[Data records]
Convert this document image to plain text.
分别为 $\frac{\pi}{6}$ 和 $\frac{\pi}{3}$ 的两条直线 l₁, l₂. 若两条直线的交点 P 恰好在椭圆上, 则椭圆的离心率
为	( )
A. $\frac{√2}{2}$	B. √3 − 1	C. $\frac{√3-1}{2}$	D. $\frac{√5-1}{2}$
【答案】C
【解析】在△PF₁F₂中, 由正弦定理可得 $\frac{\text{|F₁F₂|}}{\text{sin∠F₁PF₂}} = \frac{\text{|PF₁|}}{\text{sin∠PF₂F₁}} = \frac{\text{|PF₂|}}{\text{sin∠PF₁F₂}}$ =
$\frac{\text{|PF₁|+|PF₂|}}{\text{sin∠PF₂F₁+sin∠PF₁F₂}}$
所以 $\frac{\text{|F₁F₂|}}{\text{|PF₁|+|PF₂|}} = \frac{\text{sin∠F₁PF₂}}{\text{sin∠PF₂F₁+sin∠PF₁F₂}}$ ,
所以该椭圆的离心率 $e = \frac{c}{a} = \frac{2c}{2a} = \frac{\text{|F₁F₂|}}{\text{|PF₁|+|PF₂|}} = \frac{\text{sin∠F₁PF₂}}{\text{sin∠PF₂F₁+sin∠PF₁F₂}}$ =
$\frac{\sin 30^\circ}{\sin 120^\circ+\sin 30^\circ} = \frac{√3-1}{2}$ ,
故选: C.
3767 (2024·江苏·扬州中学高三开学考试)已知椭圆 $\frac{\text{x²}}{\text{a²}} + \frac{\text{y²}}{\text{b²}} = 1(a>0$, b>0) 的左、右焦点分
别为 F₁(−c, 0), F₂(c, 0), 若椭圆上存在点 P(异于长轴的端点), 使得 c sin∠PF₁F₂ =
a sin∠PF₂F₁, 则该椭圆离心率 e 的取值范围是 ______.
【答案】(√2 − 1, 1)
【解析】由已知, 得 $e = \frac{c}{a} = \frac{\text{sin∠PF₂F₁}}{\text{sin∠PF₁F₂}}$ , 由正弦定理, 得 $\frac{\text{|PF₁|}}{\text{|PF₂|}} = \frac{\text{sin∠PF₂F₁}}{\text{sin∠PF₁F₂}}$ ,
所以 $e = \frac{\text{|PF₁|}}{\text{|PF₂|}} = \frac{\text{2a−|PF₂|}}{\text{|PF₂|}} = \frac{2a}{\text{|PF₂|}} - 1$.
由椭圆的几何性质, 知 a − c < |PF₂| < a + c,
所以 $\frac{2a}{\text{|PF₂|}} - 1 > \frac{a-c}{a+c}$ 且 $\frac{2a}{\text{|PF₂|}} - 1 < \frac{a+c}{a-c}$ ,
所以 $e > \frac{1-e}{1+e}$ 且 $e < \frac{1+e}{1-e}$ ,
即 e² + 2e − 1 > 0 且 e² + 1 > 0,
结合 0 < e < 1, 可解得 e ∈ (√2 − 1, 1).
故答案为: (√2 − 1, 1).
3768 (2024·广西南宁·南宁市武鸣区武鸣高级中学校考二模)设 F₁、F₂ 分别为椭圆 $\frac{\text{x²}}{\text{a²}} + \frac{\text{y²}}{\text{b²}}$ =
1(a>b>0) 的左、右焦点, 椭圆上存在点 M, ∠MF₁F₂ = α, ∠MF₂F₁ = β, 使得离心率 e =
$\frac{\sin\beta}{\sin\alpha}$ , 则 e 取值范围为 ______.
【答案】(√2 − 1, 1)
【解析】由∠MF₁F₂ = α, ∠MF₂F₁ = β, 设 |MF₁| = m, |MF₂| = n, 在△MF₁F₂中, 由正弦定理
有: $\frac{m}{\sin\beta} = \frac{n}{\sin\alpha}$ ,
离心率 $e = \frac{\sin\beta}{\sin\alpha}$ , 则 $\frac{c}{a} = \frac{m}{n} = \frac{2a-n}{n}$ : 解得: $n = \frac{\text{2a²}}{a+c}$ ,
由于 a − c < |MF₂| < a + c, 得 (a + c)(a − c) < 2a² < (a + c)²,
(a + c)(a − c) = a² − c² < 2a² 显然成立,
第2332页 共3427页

* EXERCISE GOAL
Gather from the records above every line containing the string "beta".

* TASK SOLUTION
$\frac{\sin\beta}{\sin\alpha}$ , 则 e 取值范围为 ______.
有: $\frac{m}{\sin\beta} = \frac{n}{\sin\alpha}$ ,
离心率 $e = \frac{\sin\beta}{\sin\alpha}$ , 则 $\frac{c}{a} = \frac{m}{n} = \frac{2a-n}{n}$ : 解得: $n = \frac{\text{2a²}}{a+c}$ ,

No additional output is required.